* **What is being asked**:
Repeat, line for line, the entries printed below.

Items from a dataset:
***
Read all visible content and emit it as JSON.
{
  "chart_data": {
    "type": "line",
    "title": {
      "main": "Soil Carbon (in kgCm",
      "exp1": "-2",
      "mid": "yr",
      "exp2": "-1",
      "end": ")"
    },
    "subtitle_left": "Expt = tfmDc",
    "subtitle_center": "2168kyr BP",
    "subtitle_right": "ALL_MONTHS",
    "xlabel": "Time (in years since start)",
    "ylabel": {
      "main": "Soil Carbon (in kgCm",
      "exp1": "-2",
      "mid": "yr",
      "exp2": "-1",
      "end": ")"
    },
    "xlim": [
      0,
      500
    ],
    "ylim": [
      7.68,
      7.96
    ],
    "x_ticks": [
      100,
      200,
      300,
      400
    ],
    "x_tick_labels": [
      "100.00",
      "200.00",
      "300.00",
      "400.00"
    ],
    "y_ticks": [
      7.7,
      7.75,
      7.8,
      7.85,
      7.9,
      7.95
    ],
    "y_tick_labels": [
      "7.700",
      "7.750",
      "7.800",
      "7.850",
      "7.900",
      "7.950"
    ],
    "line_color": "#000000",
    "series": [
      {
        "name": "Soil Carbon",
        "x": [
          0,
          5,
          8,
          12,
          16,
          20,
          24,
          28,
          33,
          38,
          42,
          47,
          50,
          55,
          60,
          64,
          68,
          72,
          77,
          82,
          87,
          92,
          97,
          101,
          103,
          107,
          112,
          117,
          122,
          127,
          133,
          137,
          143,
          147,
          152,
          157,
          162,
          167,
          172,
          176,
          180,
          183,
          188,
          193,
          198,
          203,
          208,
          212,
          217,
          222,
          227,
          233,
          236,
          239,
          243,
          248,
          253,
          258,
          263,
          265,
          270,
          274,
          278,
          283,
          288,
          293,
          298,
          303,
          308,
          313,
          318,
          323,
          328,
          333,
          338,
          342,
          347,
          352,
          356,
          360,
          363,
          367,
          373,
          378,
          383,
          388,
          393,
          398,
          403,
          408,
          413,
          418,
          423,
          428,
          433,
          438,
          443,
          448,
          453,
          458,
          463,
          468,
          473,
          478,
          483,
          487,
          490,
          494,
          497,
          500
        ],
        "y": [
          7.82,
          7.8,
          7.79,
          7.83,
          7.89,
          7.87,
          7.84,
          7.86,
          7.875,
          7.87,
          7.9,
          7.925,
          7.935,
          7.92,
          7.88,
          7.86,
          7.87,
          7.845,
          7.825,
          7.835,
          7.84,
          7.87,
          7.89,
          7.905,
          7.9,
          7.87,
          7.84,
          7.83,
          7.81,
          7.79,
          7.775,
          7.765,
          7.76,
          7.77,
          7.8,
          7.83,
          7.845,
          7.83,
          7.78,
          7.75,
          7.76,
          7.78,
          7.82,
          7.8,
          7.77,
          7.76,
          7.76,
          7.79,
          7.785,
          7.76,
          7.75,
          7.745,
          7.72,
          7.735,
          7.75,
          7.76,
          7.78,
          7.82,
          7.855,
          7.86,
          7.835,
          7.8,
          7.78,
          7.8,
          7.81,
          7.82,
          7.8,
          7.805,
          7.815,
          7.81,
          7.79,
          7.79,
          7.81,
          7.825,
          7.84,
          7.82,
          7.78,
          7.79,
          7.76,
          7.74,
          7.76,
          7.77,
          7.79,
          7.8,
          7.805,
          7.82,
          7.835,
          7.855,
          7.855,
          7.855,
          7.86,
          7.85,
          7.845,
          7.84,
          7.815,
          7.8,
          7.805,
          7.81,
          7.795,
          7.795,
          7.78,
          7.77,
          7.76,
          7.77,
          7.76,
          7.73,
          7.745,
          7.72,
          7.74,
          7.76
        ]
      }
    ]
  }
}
***
* **Exercise output**:
Read all visible content and emit it as JSON.
{
  "chart_data": {
    "type": "line",
    "title": {
      "main": "Soil Carbon (in kgCm",
      "exp1": "-2",
      "mid": "yr",
      "exp2": "-1",
      "end": ")"
    },
    "subtitle_left": "Expt = tfmDc",
    "subtitle_center": "2168kyr BP",
    "subtitle_right": "ALL_MONTHS",
    "xlabel": "Time (in years since start)",
    "ylabel": {
      "main": "Soil Carbon (in kgCm",
      "exp1": "-2",
      "mid": "yr",
      "exp2": "-1",
      "end": ")"
    },
    "xlim": [
      0,
      500
    ],
    "ylim": [
      7.68,
      7.96
    ],
    "x_ticks": [
      100,
      200,
      300,
      400
    ],
    "x_tick_labels": [
      "100.00",
      "200.00",
      "300.00",
      "400.00"
    ],
    "y_ticks": [
      7.7,
      7.75,
      7.8,
      7.85,
      7.9,
      7.95
    ],
    "y_tick_labels": [
      "7.700",
      "7.750",
      "7.800",
      "7.850",
      "7.900",
      "7.950"
    ],
    "line_color": "#000000",
    "series": [
      {
        "name": "Soil Carbon",
        "x": [
          0,
          5,
          8,
          12,
          16,
          20,
          24,
          28,
          33,
          38,
          42,
          47,
          50,
          55,
          60,
          64,
          68,
          72,
          77,
          82,
          87,
          92,
          97,
          101,
          103,
          107,
          112,
          117,
          122,
          127,
          133,
          137,
          143,
          147,
          152,
          157,
          162,
          167,
          172,
          176,
          180,
          183,
          188,
          193,
          198,
          203,
          208,
          212,
          217,
          222,
          227,
          233,
          236,
          239,
          243,
          248,
          253,
          258,
          263,
          265,
          270,
          274,
          278,
          283,
          288,
          293,
          298,
          303,
          308,
          313,
          318,
          323,
          328,
          333,
          338,
          342,
          347,
          352,
          356,
          360,
          363,
          367,
          373,
          378,
          383,
          388,
          393,
          398,
          403,
          408,
          413,
          418,
          423,
          428,
          433,
          438,
          443,
          448,
          453,
          458,
          463,
          468,
          473,
          478,
          483,
          487,
          490,
          494,
          497,
          500
        ],
        "y": [
          7.82,
          7.8,
          7.79,
          7.83,
          7.89,
          7.87,
          7.84,
          7.86,
          7.875,
          7.87,
          7.9,
          7.925,
          7.935,
          7.92,
          7.88,
          7.86,
          7.87,
          7.845,
          7.825,
          7.835,
          7.84,
          7.87,
          7.89,
          7.905,
          7.9,
          7.87,
          7.84,
          7.83,
          7.81,
          7.79,
          7.775,
          7.765,
          7.76,
          7.77,
          7.8,
          7.83,
          7.845,
          7.83,
          7.78,
          7.75,
          7.76,
          7.78,
          7.82,
          7.8,
          7.77,
          7.76,
          7.76,
          7.79,
          7.785,
          7.76,
          7.75,
          7.745,
          7.72,
          7.735,
          7.75,
          7.76,
          7.78,
          7.82,
          7.855,
          7.86,
          7.835,
          7.8,
          7.78,
          7.8,
          7.81,
          7.82,
          7.8,
          7.805,
          7.815,
          7.81,
          7.79,
          7.79,
          7.81,
          7.825,
          7.84,
          7.82,
          7.78,
          7.79,
          7.76,
          7.74,
          7.76,
          7.77,
          7.79,
          7.8,
          7.805,
          7.82,
          7.835,
          7.855,
          7.855,
          7.855,
          7.86,
          7.85,
          7.845,
          7.84,
          7.815,
          7.8,
          7.805,
          7.81,
          7.795,
          7.795,
          7.78,
          7.77,
          7.76,
          7.77,
          7.76,
          7.73,
          7.745,
          7.72,
          7.74,
          7.76
        ]
      }
    ]
  }
}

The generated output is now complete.